• **Problem to work on**
Please write out the material below exactly as given.

• **Input**
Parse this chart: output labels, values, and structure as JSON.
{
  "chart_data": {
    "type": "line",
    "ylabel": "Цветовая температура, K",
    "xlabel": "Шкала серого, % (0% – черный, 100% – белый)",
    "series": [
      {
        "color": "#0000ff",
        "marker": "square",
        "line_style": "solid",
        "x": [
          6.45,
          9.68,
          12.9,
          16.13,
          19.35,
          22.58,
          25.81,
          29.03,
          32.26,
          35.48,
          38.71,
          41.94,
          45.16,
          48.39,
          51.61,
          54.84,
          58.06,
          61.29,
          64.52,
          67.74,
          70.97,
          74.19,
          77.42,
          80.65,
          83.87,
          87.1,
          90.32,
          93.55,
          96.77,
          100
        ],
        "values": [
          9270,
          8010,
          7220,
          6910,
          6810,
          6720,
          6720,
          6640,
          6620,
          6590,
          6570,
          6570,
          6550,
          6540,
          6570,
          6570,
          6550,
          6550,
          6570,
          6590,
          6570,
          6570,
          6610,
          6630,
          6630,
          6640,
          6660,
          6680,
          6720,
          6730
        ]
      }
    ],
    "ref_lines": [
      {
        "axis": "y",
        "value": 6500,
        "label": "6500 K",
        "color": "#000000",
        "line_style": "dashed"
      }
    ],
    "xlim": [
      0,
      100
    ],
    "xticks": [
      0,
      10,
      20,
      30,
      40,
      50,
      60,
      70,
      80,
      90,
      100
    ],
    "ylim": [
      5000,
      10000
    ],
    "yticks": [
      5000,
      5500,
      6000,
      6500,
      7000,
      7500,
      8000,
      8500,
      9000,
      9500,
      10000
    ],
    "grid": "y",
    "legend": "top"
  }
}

• **Task response**
Parse this chart: output labels, values, and structure as JSON.
{
  "chart_data": {
    "type": "line",
    "ylabel": "Цветовая температура, K",
    "xlabel": "Шкала серого, % (0% – черный, 100% – белый)",
    "series": [
      {
        "color": "#0000ff",
        "marker": "square",
        "line_style": "solid",
        "x": [
          6.45,
          9.68,
          12.9,
          16.13,
          19.35,
          22.58,
          25.81,
          29.03,
          32.26,
          35.48,
          38.71,
          41.94,
          45.16,
          48.39,
          51.61,
          54.84,
          58.06,
          61.29,
          64.52,
          67.74,
          70.97,
          74.19,
          77.42,
          80.65,
          83.87,
          87.1,
          90.32,
          93.55,
          96.77,
          100
        ],
        "values": [
          9270,
          8010,
          7220,
          6910,
          6810,
          6720,
          6720,
          6640,
          6620,
          6590,
          6570,
          6570,
          6550,
          6540,
          6570,
          6570,
          6550,
          6550,
          6570,
          6590,
          6570,
          6570,
          6610,
          6630,
          6630,
          6640,
          6660,
          6680,
          6720,
          6730
        ]
      }
    ],
    "ref_lines": [
      {
        "axis": "y",
        "value": 6500,
        "label": "6500 K",
        "color": "#000000",
        "line_style": "dashed"
      }
    ],
    "xlim": [
      0,
      100
    ],
    "xticks": [
      0,
      10,
      20,
      30,
      40,
      50,
      60,
      70,
      80,
      90,
      100
    ],
    "ylim": [
      5000,
      10000
    ],
    "yticks": [
      5000,
      5500,
      6000,
      6500,
      7000,
      7500,
      8000,
      8500,
      9000,
      9500,
      10000
    ],
    "grid": "y",
    "legend": "top"
  }
}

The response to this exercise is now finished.